Blackwell was still seen as a moderate Republican but he was moving to the right. In 1999 he became the first black to head a major-party presidential campaign when he became national chair of Steve Forbes's presidential bid. Democrats called for him to resign as Republican co-chair of the U.S. Census Monitoring Board, but Blackwell refused. He was quoted in CongressDaily/A.M.: "I look forward to continuing my work to ensure the 2000 census does not repeat the mistakes made in 1990 when over four million people were undercounted or missed." When Forbes withdrew from the race Blackwell moved to the Bush campaign and was involved in the 2000 Florida vote recount that awarded the presidency to George W. Bush.

Embroiled in Election Scandals

In 2003 Blackwell broke with the Ohio governor and Republican leaders over a sales tax increase and gained national attention as spokesperson and co-chair of Citizens for Tax Repeal. In 2004 he led a successful campaign for a state constitutional amendment banning gay marriage. Famously, he championed the privatization of the Ohio Turnpike.

| Material supplied |
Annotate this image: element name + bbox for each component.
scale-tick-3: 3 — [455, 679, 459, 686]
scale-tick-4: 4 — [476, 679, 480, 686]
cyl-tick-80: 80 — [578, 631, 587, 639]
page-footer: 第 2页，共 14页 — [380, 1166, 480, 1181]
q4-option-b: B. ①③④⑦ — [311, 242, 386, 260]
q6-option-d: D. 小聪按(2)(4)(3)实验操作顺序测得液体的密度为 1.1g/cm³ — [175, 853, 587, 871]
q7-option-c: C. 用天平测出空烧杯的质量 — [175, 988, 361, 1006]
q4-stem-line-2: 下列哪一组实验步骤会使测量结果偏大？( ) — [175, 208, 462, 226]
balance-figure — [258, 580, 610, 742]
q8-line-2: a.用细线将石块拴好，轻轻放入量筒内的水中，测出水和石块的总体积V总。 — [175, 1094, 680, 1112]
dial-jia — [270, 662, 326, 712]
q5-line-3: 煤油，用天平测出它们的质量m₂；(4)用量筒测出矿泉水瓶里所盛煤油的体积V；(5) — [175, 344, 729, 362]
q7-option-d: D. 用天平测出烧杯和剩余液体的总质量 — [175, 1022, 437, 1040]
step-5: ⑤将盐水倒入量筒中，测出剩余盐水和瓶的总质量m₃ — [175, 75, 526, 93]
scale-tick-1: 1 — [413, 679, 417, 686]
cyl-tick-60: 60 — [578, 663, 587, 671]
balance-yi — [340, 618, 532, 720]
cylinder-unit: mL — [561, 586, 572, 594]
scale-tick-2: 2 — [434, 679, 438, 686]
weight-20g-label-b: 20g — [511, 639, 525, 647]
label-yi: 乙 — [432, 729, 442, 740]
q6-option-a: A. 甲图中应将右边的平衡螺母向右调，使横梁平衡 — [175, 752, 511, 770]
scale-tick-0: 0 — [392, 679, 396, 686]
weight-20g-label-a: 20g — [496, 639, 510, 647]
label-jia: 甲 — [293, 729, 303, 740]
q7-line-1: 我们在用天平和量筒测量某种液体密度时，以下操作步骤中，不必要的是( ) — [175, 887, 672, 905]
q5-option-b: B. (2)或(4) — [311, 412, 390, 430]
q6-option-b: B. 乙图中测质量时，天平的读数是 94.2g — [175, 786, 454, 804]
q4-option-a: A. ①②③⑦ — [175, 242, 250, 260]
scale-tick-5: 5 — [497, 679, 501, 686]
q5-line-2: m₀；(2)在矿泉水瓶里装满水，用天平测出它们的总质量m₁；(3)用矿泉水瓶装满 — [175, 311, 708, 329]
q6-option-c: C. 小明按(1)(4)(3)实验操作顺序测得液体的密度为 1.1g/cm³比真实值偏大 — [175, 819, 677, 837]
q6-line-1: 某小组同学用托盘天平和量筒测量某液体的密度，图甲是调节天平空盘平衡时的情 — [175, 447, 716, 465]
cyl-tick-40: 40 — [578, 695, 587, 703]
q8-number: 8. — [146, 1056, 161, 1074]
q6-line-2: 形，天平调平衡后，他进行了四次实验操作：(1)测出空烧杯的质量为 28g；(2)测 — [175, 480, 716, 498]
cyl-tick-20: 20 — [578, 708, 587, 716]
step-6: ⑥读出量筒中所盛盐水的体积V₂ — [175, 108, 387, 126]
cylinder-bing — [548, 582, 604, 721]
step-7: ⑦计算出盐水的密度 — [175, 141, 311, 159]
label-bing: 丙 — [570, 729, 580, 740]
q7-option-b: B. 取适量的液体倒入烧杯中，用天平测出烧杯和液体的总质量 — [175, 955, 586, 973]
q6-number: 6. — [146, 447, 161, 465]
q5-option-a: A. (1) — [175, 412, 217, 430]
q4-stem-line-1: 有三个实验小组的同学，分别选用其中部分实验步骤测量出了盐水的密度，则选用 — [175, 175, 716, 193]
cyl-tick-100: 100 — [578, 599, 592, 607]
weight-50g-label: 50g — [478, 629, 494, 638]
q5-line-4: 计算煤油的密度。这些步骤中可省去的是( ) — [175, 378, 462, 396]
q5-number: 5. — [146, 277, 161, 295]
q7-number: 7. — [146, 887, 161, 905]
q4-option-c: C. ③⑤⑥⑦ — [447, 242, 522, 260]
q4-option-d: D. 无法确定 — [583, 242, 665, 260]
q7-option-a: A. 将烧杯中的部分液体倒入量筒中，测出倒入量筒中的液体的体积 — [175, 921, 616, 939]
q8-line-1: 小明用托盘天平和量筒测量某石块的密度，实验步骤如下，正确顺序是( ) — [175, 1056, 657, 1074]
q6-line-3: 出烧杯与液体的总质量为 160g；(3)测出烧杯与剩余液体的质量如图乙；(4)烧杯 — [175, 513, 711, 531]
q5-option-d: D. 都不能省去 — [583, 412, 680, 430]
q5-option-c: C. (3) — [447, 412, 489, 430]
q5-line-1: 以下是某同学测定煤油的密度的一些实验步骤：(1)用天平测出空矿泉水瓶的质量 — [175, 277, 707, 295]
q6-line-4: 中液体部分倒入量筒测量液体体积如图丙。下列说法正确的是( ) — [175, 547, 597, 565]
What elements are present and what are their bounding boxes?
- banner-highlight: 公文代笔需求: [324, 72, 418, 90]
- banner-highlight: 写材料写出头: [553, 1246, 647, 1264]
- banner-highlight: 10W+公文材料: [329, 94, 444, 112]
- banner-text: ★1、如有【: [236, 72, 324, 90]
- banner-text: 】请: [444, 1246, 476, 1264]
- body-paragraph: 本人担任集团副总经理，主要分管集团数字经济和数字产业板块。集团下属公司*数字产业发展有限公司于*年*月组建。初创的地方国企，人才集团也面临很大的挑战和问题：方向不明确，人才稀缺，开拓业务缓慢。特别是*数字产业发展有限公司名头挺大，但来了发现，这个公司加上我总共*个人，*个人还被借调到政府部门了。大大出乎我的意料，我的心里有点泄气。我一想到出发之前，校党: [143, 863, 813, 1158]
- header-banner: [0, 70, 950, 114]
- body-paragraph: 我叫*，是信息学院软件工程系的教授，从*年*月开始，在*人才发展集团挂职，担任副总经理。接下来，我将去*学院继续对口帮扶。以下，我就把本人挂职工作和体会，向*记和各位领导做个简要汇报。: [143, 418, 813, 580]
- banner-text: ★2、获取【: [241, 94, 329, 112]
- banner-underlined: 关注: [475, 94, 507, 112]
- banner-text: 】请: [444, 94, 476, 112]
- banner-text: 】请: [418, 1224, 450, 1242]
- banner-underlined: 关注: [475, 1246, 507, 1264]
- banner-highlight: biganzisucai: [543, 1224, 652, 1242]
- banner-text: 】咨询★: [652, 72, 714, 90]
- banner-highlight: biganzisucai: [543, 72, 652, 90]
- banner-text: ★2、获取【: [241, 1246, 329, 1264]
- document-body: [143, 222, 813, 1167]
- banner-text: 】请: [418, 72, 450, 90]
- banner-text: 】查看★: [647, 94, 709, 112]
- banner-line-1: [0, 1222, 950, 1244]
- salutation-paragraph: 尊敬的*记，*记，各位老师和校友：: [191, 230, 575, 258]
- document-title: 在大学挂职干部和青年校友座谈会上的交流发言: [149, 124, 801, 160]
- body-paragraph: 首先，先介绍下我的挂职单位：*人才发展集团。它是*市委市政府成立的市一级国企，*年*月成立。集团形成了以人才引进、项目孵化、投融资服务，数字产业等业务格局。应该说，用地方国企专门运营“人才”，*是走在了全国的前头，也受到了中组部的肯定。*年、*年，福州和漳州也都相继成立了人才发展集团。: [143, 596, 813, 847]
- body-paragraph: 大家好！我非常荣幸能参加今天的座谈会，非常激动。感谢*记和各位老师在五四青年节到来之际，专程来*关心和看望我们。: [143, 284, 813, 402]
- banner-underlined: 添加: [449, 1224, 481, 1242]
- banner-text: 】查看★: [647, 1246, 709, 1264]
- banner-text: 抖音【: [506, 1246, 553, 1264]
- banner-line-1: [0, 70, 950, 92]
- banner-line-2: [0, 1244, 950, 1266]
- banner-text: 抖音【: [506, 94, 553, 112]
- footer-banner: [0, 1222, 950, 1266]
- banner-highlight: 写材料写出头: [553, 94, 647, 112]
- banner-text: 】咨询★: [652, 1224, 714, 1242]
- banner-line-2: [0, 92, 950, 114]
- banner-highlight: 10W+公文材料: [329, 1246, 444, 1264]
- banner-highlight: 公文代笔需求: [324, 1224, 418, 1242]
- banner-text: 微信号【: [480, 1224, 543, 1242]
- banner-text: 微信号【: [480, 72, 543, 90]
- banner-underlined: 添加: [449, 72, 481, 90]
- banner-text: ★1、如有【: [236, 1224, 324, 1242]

| What the exercise asks |
Continue the passage on Kenneth Blackwell's political career from its last sentence, about the Ohio Turnpike.

| Answer space |
Blackwell oversaw the state's 2004 presidential election, amid myriad complaints about voting-machine failures and polling-site changes. Democrats charged that Blackwell had manipulated the voting to disenfranchise minorities and steal the election for President George W. Bush. Black Enterprise quoted Ohio Democratic Congresswoman Stephanie Tubbs Jones: "Ken Blackwell…has done things to frustrate people's access to the ballot box…[Blackwell] served as chair of the Bush re-election campaign in Ohio; it's not illegal but it truly creates an appearance of impropriety and makes people think, ‘how could he chair the campaign for the president and then be the one responsible for ensuring that we have a fair election?’" Harper's quoted from Congressman John Conyers' report Preserving Democracy: What Went Wrong in Ohio: "In many cases, these irregularities were caused by intentional misconduct and illegal behavior, much of it involving Secretary of State J. Kenneth Blackwell…."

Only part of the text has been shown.